EXERCISE TASK: Every record here should be printed again exactly.

PROVIDED ENTRIES:
□ □ □

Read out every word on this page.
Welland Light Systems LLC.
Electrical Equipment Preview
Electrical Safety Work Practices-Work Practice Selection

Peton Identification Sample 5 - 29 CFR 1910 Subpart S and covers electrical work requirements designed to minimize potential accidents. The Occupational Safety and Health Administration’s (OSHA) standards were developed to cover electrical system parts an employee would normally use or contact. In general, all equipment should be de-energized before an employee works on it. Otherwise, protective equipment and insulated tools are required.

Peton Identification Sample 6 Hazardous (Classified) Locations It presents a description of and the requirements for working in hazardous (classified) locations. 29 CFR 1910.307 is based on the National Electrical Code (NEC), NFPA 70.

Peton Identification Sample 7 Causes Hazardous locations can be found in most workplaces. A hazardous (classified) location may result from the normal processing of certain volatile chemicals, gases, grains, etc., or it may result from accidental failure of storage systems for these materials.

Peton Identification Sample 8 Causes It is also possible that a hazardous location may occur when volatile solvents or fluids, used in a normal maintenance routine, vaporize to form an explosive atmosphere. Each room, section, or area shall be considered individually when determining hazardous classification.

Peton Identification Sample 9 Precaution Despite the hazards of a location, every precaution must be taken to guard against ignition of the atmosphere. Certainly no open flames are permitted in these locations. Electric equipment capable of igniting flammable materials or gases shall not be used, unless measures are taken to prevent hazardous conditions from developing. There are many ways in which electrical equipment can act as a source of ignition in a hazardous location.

□ □ □

WRITTEN SOLUTION:
Read out every word on this page.
Welland Light Systems LLC.
Electrical Equipment Preview
Electrical Safety Work Practices-Work Practice Selection

Peton Identification Sample 5 - 29 CFR 1910 Subpart S and covers electrical work requirements designed to minimize potential accidents. The Occupational Safety and Health Administration’s (OSHA) standards were developed to cover electrical system parts an employee would normally use or contact. In general, all equipment should be de-energized before an employee works on it. Otherwise, protective equipment and insulated tools are required.

Peton Identification Sample 6 Hazardous (Classified) Locations It presents a description of and the requirements for working in hazardous (classified) locations. 29 CFR 1910.307 is based on the National Electrical Code (NEC), NFPA 70.

Peton Identification Sample 7 Causes Hazardous locations can be found in most workplaces. A hazardous (classified) location may result from the normal processing of certain volatile chemicals, gases, grains, etc., or it may result from accidental failure of storage systems for these materials.

Peton Identification Sample 8 Causes It is also possible that a hazardous location may occur when volatile solvents or fluids, used in a normal maintenance routine, vaporize to form an explosive atmosphere. Each room, section, or area shall be considered individually when determining hazardous classification.

Peton Identification Sample 9 Precaution Despite the hazards of a location, every precaution must be taken to guard against ignition of the atmosphere. Certainly no open flames are permitted in these locations. Electric equipment capable of igniting flammable materials or gases shall not be used, unless measures are taken to prevent hazardous conditions from developing. There are many ways in which electrical equipment can act as a source of ignition in a hazardous location.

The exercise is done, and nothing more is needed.